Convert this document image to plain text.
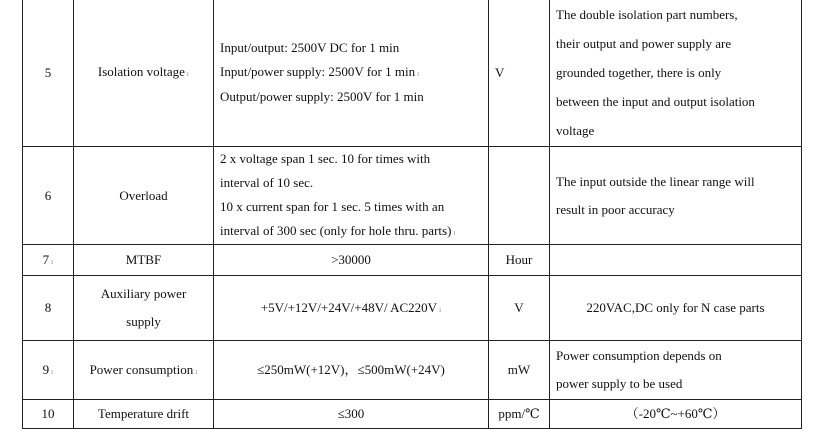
5	Isolation voltage ₗ	Input/output: 2500V DC for 1 min
Input/power supply: 2500V for 1 min ₗ
Output/power supply: 2500V for 1 min	V	The double isolation part numbers,
their output and power supply are
grounded together, there is only
between the input and output isolation
voltage

6	Overload	2 x voltage span 1 sec. 10 for times with
interval of 10 sec.
10 x current span for 1 sec. 5 times with an
interval of 300 sec (only for hole thru. parts) ₗ		The input outside the linear range will
result in poor accuracy

7 ₗ	MTBF	>30000	Hour	
8	Auxiliary power
supply	+5V/+12V/+24V/+48V/ AC220V ₗ	V	220VAC,DC only for N case parts
9 ₗ	Power consumption ₗ	≤250mW(+12V)，≤500mW(+24V)	mW	Power consumption depends on
power supply to be used

10	Temperature drift	≤300	ppm/℃	（-20℃~+60℃）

**Problem requirements**
The word "parts" may appear on some lines. Report how many lines hold it, giving the number alone.

**Reply to the exercise**
2